» **EXERCISE**:
How many lines in the entries below contain the string "MONGODB"? Give only the number.
++++++++++++++++++++
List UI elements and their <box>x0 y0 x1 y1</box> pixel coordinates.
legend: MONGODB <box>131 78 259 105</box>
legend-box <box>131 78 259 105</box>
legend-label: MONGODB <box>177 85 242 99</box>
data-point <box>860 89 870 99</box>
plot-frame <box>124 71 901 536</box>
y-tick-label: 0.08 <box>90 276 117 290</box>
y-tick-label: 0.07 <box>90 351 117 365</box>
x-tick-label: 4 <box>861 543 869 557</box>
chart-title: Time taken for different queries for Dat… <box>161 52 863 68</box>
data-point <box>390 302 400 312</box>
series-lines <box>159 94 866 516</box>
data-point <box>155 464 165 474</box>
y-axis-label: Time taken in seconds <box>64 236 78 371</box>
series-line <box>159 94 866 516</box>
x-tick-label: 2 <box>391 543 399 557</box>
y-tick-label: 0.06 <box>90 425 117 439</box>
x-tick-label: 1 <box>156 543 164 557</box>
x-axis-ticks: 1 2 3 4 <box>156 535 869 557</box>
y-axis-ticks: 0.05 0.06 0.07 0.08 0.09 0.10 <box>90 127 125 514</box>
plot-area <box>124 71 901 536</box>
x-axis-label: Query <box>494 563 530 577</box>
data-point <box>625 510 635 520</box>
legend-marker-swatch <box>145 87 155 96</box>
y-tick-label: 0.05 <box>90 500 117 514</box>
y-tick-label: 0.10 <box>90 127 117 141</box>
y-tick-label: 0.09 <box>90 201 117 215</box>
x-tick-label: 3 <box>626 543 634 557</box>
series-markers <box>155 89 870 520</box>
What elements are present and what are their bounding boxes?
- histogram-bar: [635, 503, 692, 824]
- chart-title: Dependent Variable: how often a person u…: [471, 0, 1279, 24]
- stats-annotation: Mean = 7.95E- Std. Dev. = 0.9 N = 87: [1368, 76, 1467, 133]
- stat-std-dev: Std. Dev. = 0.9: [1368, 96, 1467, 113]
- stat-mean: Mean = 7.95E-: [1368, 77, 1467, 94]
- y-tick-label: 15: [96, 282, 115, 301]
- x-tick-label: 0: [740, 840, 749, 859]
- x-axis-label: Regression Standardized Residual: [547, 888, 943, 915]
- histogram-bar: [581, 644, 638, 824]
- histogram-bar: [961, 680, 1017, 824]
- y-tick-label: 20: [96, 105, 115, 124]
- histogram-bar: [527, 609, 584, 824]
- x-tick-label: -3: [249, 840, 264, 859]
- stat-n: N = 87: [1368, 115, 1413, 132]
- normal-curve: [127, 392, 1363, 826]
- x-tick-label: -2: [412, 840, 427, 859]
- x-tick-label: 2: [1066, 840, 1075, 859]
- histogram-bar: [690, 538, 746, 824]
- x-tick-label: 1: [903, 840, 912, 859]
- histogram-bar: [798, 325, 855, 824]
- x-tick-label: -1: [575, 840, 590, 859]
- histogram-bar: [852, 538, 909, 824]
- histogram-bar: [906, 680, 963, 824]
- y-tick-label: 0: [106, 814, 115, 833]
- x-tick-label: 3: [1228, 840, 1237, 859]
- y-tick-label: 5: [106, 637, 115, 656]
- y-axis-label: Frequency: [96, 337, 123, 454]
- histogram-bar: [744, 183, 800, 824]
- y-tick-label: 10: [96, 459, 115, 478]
++++++++++++++++++++
» **REPLY TO THE TASK**:
2